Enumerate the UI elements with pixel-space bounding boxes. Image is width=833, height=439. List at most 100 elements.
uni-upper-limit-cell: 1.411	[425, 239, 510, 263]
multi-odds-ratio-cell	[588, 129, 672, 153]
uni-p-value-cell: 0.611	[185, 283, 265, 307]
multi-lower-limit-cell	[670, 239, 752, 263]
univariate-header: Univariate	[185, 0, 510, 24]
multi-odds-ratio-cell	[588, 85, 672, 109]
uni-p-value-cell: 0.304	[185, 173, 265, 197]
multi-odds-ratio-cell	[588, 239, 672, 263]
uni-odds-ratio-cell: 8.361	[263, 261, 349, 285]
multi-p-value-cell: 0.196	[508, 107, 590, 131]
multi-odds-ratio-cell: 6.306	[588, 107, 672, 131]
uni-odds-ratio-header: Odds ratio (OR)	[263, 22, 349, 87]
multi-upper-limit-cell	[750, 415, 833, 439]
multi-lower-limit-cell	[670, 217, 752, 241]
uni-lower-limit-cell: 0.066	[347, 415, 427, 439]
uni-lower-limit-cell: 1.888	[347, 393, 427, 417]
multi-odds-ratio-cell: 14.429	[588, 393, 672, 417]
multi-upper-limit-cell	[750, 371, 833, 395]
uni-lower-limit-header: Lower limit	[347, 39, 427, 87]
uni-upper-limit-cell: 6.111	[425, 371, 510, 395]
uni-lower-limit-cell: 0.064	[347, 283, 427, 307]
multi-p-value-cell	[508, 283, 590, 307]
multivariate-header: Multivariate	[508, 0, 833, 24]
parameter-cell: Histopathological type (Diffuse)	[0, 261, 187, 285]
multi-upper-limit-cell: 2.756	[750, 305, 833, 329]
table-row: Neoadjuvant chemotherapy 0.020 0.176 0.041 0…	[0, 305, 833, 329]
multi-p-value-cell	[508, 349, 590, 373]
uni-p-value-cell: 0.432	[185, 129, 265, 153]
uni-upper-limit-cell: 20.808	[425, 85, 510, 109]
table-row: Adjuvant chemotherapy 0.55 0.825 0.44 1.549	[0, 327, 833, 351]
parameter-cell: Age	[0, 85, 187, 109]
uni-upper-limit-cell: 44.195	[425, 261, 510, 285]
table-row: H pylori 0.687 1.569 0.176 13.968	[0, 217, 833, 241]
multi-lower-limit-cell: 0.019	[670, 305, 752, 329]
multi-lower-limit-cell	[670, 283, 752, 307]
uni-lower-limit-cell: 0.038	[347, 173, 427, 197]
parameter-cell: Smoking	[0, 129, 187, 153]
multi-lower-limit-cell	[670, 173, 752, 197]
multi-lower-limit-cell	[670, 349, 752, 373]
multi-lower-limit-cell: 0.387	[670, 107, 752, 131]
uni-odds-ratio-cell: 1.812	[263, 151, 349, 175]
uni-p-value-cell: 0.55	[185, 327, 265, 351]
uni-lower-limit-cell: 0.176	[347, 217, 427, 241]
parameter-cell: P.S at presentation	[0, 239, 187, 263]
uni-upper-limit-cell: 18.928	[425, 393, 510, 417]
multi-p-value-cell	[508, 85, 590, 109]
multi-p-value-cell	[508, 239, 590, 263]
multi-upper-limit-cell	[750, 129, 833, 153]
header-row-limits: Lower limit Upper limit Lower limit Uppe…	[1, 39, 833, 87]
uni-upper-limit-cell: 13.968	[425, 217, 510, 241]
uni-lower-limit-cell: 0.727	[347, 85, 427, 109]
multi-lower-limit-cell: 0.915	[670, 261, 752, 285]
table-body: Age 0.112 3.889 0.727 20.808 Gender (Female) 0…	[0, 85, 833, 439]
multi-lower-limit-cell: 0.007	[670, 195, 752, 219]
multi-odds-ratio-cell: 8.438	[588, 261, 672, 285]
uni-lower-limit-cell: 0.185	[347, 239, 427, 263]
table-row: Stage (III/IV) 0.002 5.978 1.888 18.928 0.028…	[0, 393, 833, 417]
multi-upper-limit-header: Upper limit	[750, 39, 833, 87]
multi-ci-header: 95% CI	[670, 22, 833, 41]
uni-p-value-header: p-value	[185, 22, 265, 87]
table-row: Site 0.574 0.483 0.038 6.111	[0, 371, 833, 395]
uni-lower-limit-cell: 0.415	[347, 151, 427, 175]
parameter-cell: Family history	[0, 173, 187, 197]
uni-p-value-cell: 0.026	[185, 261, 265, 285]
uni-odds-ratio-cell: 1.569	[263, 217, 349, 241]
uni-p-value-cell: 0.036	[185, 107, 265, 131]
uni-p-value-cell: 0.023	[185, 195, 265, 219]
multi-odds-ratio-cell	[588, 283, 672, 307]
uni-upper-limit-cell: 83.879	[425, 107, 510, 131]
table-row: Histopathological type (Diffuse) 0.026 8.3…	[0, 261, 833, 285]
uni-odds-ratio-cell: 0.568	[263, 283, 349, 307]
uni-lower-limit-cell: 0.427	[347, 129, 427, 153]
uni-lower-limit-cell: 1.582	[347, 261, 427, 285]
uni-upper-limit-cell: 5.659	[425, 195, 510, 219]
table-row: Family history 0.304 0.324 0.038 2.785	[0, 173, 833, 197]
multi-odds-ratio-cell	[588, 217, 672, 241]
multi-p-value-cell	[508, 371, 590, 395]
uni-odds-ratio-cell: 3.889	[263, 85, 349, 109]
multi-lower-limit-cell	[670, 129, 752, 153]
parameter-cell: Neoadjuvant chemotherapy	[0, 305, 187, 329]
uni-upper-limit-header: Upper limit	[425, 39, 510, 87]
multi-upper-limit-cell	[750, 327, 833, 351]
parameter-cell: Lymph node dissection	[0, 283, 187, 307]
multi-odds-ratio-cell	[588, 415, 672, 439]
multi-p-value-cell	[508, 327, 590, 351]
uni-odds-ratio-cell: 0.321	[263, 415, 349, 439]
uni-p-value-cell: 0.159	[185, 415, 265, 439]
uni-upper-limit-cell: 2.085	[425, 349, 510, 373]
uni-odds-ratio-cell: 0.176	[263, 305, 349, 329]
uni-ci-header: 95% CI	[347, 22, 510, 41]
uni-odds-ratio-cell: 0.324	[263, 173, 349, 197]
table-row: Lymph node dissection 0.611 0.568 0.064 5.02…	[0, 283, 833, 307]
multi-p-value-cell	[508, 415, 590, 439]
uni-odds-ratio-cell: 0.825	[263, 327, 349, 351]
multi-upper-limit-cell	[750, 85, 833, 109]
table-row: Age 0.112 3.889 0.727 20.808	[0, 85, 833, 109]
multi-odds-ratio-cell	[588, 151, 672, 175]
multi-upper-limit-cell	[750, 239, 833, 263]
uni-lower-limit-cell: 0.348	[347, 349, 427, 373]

Exercise description —
Count the lines in the listing above that contain the string "Lymph", treating uppercase and lowercase as different. Reply with only the number.

Answer to this exercise —
2